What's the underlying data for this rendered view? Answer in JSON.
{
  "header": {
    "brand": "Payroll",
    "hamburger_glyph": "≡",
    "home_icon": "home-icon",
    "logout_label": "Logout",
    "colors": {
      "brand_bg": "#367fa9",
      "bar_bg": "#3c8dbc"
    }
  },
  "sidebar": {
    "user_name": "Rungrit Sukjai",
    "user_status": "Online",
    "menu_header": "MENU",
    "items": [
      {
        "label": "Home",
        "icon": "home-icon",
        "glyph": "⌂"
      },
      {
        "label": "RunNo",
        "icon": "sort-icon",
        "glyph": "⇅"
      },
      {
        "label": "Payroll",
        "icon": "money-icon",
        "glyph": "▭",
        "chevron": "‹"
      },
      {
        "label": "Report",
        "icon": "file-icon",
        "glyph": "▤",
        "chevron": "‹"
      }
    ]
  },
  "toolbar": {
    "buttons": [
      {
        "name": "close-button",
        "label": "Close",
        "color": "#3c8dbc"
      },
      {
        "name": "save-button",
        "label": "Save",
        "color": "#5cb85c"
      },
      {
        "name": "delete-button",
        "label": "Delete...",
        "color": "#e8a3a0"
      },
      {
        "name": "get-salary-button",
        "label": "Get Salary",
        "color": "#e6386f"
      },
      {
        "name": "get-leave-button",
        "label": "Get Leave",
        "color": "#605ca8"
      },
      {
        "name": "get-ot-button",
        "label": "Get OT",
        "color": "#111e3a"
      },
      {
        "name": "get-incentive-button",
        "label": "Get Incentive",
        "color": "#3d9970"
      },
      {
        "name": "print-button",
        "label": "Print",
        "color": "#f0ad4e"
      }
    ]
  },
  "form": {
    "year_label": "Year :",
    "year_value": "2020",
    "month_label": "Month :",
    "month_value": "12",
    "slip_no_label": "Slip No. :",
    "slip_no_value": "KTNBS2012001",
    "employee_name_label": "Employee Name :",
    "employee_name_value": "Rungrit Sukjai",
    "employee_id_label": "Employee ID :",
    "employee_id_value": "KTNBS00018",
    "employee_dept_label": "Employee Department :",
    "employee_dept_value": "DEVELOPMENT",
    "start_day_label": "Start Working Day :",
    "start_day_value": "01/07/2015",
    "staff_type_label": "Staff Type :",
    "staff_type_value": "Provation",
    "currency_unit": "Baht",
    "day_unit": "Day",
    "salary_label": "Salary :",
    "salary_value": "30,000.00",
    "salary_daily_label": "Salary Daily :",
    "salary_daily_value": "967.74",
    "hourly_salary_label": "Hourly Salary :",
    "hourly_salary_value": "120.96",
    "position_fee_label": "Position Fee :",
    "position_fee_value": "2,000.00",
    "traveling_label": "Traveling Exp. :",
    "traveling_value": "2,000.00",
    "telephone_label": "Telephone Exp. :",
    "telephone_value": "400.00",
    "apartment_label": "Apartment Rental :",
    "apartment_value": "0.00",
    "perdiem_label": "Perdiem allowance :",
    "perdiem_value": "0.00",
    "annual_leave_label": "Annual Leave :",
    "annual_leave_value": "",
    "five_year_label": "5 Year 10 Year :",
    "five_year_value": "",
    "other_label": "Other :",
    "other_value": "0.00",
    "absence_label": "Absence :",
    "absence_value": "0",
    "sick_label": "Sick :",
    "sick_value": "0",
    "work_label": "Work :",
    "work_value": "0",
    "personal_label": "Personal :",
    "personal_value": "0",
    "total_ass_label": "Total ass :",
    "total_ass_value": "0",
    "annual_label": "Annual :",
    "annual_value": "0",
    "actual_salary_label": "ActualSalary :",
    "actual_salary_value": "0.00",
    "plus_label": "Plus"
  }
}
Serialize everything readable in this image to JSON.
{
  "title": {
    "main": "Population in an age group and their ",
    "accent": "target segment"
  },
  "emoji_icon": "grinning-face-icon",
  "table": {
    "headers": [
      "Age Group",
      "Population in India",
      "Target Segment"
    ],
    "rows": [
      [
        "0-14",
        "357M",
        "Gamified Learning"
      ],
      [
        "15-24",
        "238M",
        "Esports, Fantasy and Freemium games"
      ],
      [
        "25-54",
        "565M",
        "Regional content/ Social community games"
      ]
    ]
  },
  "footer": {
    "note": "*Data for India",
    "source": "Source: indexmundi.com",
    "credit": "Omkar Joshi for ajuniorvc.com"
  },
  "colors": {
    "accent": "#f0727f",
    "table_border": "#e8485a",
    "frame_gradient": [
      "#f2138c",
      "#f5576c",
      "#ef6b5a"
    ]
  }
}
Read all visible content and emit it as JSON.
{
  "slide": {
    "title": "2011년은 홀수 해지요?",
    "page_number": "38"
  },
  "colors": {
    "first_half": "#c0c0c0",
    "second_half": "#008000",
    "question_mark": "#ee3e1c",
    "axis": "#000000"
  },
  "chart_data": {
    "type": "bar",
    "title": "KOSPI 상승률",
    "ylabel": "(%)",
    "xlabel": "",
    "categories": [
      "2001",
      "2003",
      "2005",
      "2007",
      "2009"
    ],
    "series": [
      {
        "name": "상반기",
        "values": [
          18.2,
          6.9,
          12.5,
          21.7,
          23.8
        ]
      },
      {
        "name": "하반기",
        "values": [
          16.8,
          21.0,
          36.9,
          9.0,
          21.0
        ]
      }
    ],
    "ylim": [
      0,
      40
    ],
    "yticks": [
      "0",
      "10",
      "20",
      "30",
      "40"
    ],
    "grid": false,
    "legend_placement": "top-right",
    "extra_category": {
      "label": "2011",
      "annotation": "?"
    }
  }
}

What the task requires
The records above are to be copied in full, exactly as written.

The reply
What's the underlying data for this rendered view? Answer in JSON.
{
  "header": {
    "brand": "Payroll",
    "hamburger_glyph": "≡",
    "home_icon": "home-icon",
    "logout_label": "Logout",
    "colors": {
      "brand_bg": "#367fa9",
      "bar_bg": "#3c8dbc"
    }
  },
  "sidebar": {
    "user_name": "Rungrit Sukjai",
    "user_status": "Online",
    "menu_header": "MENU",
    "items": [
      {
        "label": "Home",
        "icon": "home-icon",
        "glyph": "⌂"
      },
      {
        "label": "RunNo",
        "icon": "sort-icon",
        "glyph": "⇅"
      },
      {
        "label": "Payroll",
        "icon": "money-icon",
        "glyph": "▭",
        "chevron": "‹"
      },
      {
        "label": "Report",
        "icon": "file-icon",
        "glyph": "▤",
        "chevron": "‹"
      }
    ]
  },
  "toolbar": {
    "buttons": [
      {
        "name": "close-button",
        "label": "Close",
        "color": "#3c8dbc"
      },
      {
        "name": "save-button",
        "label": "Save",
        "color": "#5cb85c"
      },
      {
        "name": "delete-button",
        "label": "Delete...",
        "color": "#e8a3a0"
      },
      {
        "name": "get-salary-button",
        "label": "Get Salary",
        "color": "#e6386f"
      },
      {
        "name": "get-leave-button",
        "label": "Get Leave",
        "color": "#605ca8"
      },
      {
        "name": "get-ot-button",
        "label": "Get OT",
        "color": "#111e3a"
      },
      {
        "name": "get-incentive-button",
        "label": "Get Incentive",
        "color": "#3d9970"
      },
      {
        "name": "print-button",
        "label": "Print",
        "color": "#f0ad4e"
      }
    ]
  },
  "form": {
    "year_label": "Year :",
    "year_value": "2020",
    "month_label": "Month :",
    "month_value": "12",
    "slip_no_label": "Slip No. :",
    "slip_no_value": "KTNBS2012001",
    "employee_name_label": "Employee Name :",
    "employee_name_value": "Rungrit Sukjai",
    "employee_id_label": "Employee ID :",
    "employee_id_value": "KTNBS00018",
    "employee_dept_label": "Employee Department :",
    "employee_dept_value": "DEVELOPMENT",
    "start_day_label": "Start Working Day :",
    "start_day_value": "01/07/2015",
    "staff_type_label": "Staff Type :",
    "staff_type_value": "Provation",
    "currency_unit": "Baht",
    "day_unit": "Day",
    "salary_label": "Salary :",
    "salary_value": "30,000.00",
    "salary_daily_label": "Salary Daily :",
    "salary_daily_value": "967.74",
    "hourly_salary_label": "Hourly Salary :",
    "hourly_salary_value": "120.96",
    "position_fee_label": "Position Fee :",
    "position_fee_value": "2,000.00",
    "traveling_label": "Traveling Exp. :",
    "traveling_value": "2,000.00",
    "telephone_label": "Telephone Exp. :",
    "telephone_value": "400.00",
    "apartment_label": "Apartment Rental :",
    "apartment_value": "0.00",
    "perdiem_label": "Perdiem allowance :",
    "perdiem_value": "0.00",
    "annual_leave_label": "Annual Leave :",
    "annual_leave_value": "",
    "five_year_label": "5 Year 10 Year :",
    "five_year_value": "",
    "other_label": "Other :",
    "other_value": "0.00",
    "absence_label": "Absence :",
    "absence_value": "0",
    "sick_label": "Sick :",
    "sick_value": "0",
    "work_label": "Work :",
    "work_value": "0",
    "personal_label": "Personal :",
    "personal_value": "0",
    "total_ass_label": "Total ass :",
    "total_ass_value": "0",
    "annual_label": "Annual :",
    "annual_value": "0",
    "actual_salary_label": "ActualSalary :",
    "actual_salary_value": "0.00",
    "plus_label": "Plus"
  }
}
Serialize everything readable in this image to JSON.
{
  "title": {
    "main": "Population in an age group and their ",
    "accent": "target segment"
  },
  "emoji_icon": "grinning-face-icon",
  "table": {
    "headers": [
      "Age Group",
      "Population in India",
      "Target Segment"
    ],
    "rows": [
      [
        "0-14",
        "357M",
        "Gamified Learning"
      ],
      [
        "15-24",
        "238M",
        "Esports, Fantasy and Freemium games"
      ],
      [
        "25-54",
        "565M",
        "Regional content/ Social community games"
      ]
    ]
  },
  "footer": {
    "note": "*Data for India",
    "source": "Source: indexmundi.com",
    "credit": "Omkar Joshi for ajuniorvc.com"
  },
  "colors": {
    "accent": "#f0727f",
    "table_border": "#e8485a",
    "frame_gradient": [
      "#f2138c",
      "#f5576c",
      "#ef6b5a"
    ]
  }
}
Read all visible content and emit it as JSON.
{
  "slide": {
    "title": "2011년은 홀수 해지요?",
    "page_number": "38"
  },
  "colors": {
    "first_half": "#c0c0c0",
    "second_half": "#008000",
    "question_mark": "#ee3e1c",
    "axis": "#000000"
  },
  "chart_data": {
    "type": "bar",
    "title": "KOSPI 상승률",
    "ylabel": "(%)",
    "xlabel": "",
    "categories": [
      "2001",
      "2003",
      "2005",
      "2007",
      "2009"
    ],
    "series": [
      {
        "name": "상반기",
        "values": [
          18.2,
          6.9,
          12.5,
          21.7,
          23.8
        ]
      },
      {
        "name": "하반기",
        "values": [
          16.8,
          21.0,
          36.9,
          9.0,
          21.0
        ]
      }
    ],
    "ylim": [
      0,
      40
    ],
    "yticks": [
      "0",
      "10",
      "20",
      "30",
      "40"
    ],
    "grid": false,
    "legend_placement": "top-right",
    "extra_category": {
      "label": "2011",
      "annotation": "?"
    }
  }
}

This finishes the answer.